[START Data lines]

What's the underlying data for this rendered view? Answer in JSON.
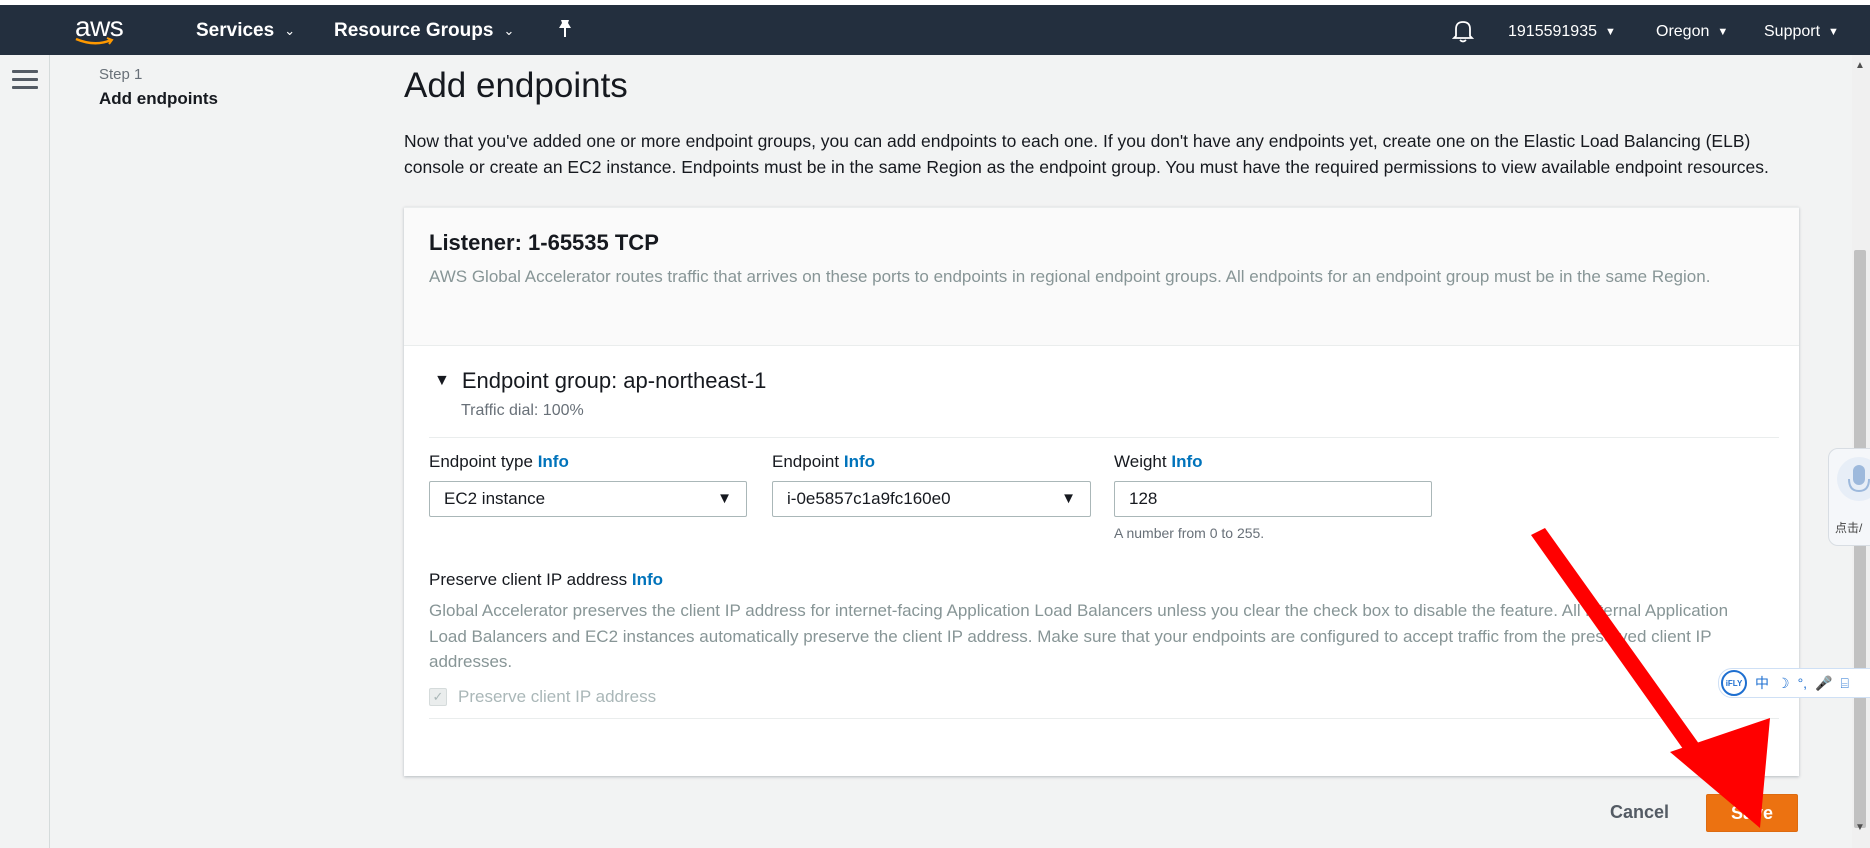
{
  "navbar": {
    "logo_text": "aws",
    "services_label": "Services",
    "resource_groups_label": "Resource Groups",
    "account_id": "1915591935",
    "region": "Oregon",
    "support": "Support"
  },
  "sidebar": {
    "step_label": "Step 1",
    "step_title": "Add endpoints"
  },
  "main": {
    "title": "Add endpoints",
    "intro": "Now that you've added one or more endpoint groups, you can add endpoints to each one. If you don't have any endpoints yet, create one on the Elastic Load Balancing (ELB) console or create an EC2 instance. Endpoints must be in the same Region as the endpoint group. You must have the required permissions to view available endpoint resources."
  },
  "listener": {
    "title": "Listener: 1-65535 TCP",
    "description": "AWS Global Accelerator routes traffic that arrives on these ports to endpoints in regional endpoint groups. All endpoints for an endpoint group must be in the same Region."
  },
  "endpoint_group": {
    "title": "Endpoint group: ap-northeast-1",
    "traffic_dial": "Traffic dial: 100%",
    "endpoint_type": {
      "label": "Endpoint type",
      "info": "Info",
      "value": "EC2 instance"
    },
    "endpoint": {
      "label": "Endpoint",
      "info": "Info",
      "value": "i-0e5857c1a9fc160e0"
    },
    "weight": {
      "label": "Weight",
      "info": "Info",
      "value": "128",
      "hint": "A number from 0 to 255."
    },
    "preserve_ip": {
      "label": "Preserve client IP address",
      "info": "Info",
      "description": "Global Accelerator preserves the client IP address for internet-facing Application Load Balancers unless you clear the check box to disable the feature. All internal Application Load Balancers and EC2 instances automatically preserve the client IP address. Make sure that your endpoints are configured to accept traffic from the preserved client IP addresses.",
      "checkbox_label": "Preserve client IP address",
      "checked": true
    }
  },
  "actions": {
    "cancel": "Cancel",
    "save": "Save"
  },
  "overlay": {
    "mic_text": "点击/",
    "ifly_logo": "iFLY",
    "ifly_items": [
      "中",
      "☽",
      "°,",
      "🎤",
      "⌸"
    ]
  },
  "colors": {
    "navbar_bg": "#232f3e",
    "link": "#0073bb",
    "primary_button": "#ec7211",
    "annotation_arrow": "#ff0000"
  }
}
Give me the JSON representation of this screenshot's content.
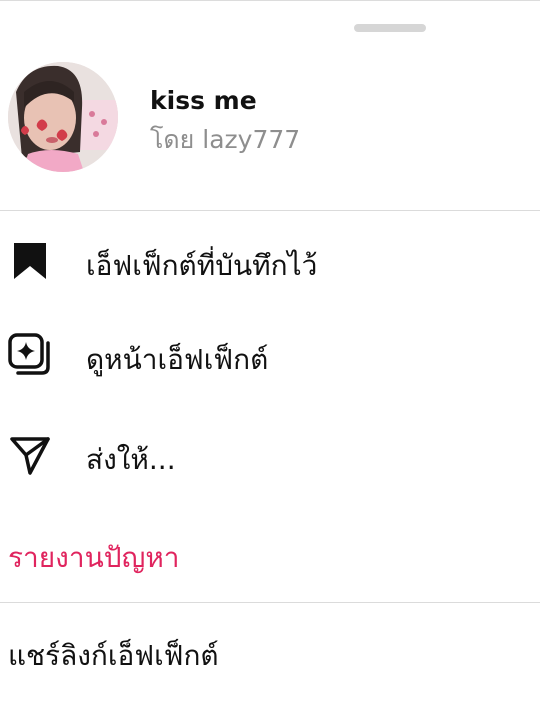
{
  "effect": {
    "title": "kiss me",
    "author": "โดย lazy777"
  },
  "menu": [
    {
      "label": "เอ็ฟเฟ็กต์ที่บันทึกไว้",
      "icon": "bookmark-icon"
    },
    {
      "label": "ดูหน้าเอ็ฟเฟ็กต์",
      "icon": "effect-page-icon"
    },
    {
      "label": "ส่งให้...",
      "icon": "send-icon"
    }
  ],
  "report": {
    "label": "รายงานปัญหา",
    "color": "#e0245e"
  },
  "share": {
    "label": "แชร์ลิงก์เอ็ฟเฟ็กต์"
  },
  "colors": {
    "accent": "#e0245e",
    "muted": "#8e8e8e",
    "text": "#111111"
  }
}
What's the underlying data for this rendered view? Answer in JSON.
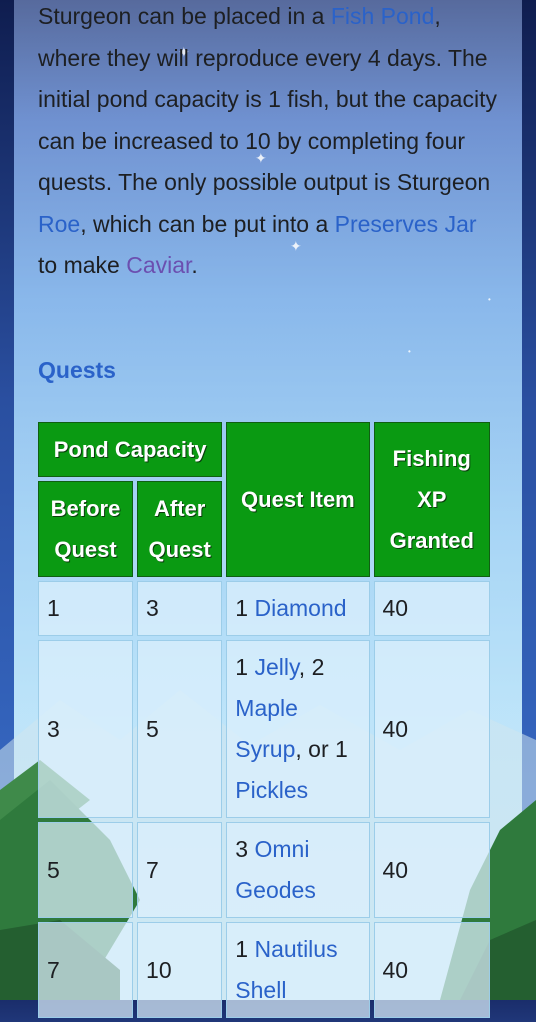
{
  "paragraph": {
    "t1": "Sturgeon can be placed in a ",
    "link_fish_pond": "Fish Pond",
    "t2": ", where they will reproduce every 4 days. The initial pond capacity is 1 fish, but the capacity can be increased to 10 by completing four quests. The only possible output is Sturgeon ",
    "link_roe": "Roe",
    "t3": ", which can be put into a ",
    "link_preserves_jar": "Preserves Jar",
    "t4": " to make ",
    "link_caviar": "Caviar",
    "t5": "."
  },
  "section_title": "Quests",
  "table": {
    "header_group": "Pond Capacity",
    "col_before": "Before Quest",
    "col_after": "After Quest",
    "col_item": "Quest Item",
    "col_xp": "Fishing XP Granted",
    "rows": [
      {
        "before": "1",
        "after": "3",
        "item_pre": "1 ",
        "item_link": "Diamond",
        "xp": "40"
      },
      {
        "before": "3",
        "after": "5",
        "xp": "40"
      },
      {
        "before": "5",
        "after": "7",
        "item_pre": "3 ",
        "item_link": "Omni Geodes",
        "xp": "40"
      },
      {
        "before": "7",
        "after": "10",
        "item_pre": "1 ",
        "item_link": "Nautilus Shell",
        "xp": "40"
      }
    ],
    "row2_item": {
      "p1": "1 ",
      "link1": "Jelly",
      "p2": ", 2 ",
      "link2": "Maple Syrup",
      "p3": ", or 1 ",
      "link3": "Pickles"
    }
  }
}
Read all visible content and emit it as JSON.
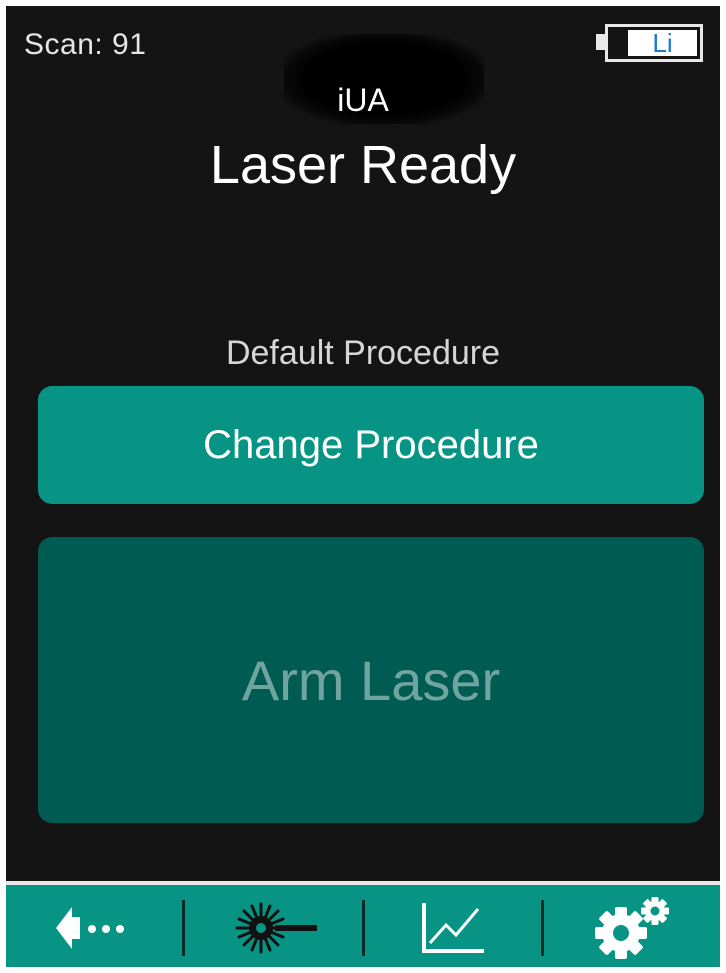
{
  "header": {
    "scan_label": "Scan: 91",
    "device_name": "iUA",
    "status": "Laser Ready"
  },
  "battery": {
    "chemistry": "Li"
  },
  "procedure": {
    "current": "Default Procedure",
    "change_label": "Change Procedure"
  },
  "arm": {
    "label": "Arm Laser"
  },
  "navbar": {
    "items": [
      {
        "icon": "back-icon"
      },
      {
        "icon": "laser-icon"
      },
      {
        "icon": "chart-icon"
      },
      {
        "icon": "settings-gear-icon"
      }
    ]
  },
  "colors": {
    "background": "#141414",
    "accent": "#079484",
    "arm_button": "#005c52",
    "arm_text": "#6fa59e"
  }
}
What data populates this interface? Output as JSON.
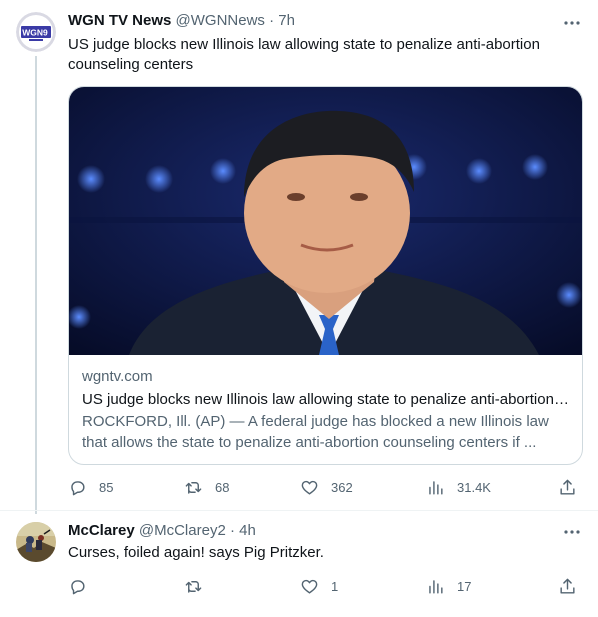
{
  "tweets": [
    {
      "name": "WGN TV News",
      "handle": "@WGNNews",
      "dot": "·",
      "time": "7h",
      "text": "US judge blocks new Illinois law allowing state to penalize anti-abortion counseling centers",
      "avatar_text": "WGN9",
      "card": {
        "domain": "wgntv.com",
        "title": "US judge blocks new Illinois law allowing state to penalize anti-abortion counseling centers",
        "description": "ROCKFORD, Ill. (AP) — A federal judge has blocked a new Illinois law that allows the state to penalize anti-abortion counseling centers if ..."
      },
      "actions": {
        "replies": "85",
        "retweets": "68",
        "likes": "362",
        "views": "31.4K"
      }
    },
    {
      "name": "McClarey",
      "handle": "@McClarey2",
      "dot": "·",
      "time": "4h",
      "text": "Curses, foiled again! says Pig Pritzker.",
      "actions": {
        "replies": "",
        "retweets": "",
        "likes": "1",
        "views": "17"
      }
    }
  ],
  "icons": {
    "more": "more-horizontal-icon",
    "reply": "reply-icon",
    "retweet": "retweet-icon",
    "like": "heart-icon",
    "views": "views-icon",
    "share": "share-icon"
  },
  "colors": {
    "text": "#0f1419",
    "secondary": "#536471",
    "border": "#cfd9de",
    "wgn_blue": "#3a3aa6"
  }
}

[END Data lines]

Given request: Determine how many lines above contain "anti" as a word or string. Give the number alone.

Exercise result: 3